*Directions*: Extract all of the entries and give them again, word for word.

*Recorded information*:
==================================================

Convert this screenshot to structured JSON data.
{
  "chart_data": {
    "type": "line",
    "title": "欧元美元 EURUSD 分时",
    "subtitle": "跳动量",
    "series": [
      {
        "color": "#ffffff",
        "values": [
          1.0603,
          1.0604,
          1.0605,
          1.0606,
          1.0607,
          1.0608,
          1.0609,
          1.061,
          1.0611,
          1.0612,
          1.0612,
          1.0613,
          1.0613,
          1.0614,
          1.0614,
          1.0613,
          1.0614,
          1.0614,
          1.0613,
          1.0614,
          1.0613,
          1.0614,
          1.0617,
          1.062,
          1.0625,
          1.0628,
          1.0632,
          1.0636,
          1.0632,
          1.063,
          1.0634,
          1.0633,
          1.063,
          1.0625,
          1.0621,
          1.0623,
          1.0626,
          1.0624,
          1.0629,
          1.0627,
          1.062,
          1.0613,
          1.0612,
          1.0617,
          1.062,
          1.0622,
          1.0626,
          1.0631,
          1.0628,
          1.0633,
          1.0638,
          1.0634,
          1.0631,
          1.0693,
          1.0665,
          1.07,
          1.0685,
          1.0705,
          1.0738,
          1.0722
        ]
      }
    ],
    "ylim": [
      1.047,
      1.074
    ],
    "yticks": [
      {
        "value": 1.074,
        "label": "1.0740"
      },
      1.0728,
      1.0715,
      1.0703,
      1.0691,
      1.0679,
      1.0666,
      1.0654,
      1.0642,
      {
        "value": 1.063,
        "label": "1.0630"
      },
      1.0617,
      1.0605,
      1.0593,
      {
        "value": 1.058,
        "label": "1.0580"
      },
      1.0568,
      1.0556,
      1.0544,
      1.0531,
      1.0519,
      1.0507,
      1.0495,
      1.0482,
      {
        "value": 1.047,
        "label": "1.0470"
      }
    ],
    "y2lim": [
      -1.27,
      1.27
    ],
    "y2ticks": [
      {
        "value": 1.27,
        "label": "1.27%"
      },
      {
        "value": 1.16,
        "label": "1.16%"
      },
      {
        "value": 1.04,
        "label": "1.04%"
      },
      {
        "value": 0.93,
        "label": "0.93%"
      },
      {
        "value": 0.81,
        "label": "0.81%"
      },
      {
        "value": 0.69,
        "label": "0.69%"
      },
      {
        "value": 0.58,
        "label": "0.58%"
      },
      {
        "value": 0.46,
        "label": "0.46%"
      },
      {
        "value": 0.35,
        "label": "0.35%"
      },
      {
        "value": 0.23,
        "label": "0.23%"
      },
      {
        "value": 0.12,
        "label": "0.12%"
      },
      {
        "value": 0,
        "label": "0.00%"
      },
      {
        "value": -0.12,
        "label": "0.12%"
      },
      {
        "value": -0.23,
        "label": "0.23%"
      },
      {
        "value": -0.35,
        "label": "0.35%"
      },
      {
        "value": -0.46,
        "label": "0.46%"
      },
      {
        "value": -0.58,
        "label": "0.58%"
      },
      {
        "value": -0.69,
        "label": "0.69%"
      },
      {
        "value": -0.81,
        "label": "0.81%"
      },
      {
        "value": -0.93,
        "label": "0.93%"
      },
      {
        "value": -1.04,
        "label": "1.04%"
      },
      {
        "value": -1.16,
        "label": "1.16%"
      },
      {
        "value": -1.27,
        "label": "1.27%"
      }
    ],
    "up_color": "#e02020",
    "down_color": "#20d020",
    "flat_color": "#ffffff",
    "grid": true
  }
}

==================================================

*Expected answer*:
Convert this screenshot to structured JSON data.
{
  "chart_data": {
    "type": "line",
    "title": "欧元美元 EURUSD 分时",
    "subtitle": "跳动量",
    "series": [
      {
        "color": "#ffffff",
        "values": [
          1.0603,
          1.0604,
          1.0605,
          1.0606,
          1.0607,
          1.0608,
          1.0609,
          1.061,
          1.0611,
          1.0612,
          1.0612,
          1.0613,
          1.0613,
          1.0614,
          1.0614,
          1.0613,
          1.0614,
          1.0614,
          1.0613,
          1.0614,
          1.0613,
          1.0614,
          1.0617,
          1.062,
          1.0625,
          1.0628,
          1.0632,
          1.0636,
          1.0632,
          1.063,
          1.0634,
          1.0633,
          1.063,
          1.0625,
          1.0621,
          1.0623,
          1.0626,
          1.0624,
          1.0629,
          1.0627,
          1.062,
          1.0613,
          1.0612,
          1.0617,
          1.062,
          1.0622,
          1.0626,
          1.0631,
          1.0628,
          1.0633,
          1.0638,
          1.0634,
          1.0631,
          1.0693,
          1.0665,
          1.07,
          1.0685,
          1.0705,
          1.0738,
          1.0722
        ]
      }
    ],
    "ylim": [
      1.047,
      1.074
    ],
    "yticks": [
      {
        "value": 1.074,
        "label": "1.0740"
      },
      1.0728,
      1.0715,
      1.0703,
      1.0691,
      1.0679,
      1.0666,
      1.0654,
      1.0642,
      {
        "value": 1.063,
        "label": "1.0630"
      },
      1.0617,
      1.0605,
      1.0593,
      {
        "value": 1.058,
        "label": "1.0580"
      },
      1.0568,
      1.0556,
      1.0544,
      1.0531,
      1.0519,
      1.0507,
      1.0495,
      1.0482,
      {
        "value": 1.047,
        "label": "1.0470"
      }
    ],
    "y2lim": [
      -1.27,
      1.27
    ],
    "y2ticks": [
      {
        "value": 1.27,
        "label": "1.27%"
      },
      {
        "value": 1.16,
        "label": "1.16%"
      },
      {
        "value": 1.04,
        "label": "1.04%"
      },
      {
        "value": 0.93,
        "label": "0.93%"
      },
      {
        "value": 0.81,
        "label": "0.81%"
      },
      {
        "value": 0.69,
        "label": "0.69%"
      },
      {
        "value": 0.58,
        "label": "0.58%"
      },
      {
        "value": 0.46,
        "label": "0.46%"
      },
      {
        "value": 0.35,
        "label": "0.35%"
      },
      {
        "value": 0.23,
        "label": "0.23%"
      },
      {
        "value": 0.12,
        "label": "0.12%"
      },
      {
        "value": 0,
        "label": "0.00%"
      },
      {
        "value": -0.12,
        "label": "0.12%"
      },
      {
        "value": -0.23,
        "label": "0.23%"
      },
      {
        "value": -0.35,
        "label": "0.35%"
      },
      {
        "value": -0.46,
        "label": "0.46%"
      },
      {
        "value": -0.58,
        "label": "0.58%"
      },
      {
        "value": -0.69,
        "label": "0.69%"
      },
      {
        "value": -0.81,
        "label": "0.81%"
      },
      {
        "value": -0.93,
        "label": "0.93%"
      },
      {
        "value": -1.04,
        "label": "1.04%"
      },
      {
        "value": -1.16,
        "label": "1.16%"
      },
      {
        "value": -1.27,
        "label": "1.27%"
      }
    ],
    "up_color": "#e02020",
    "down_color": "#20d020",
    "flat_color": "#ffffff",
    "grid": true
  }
}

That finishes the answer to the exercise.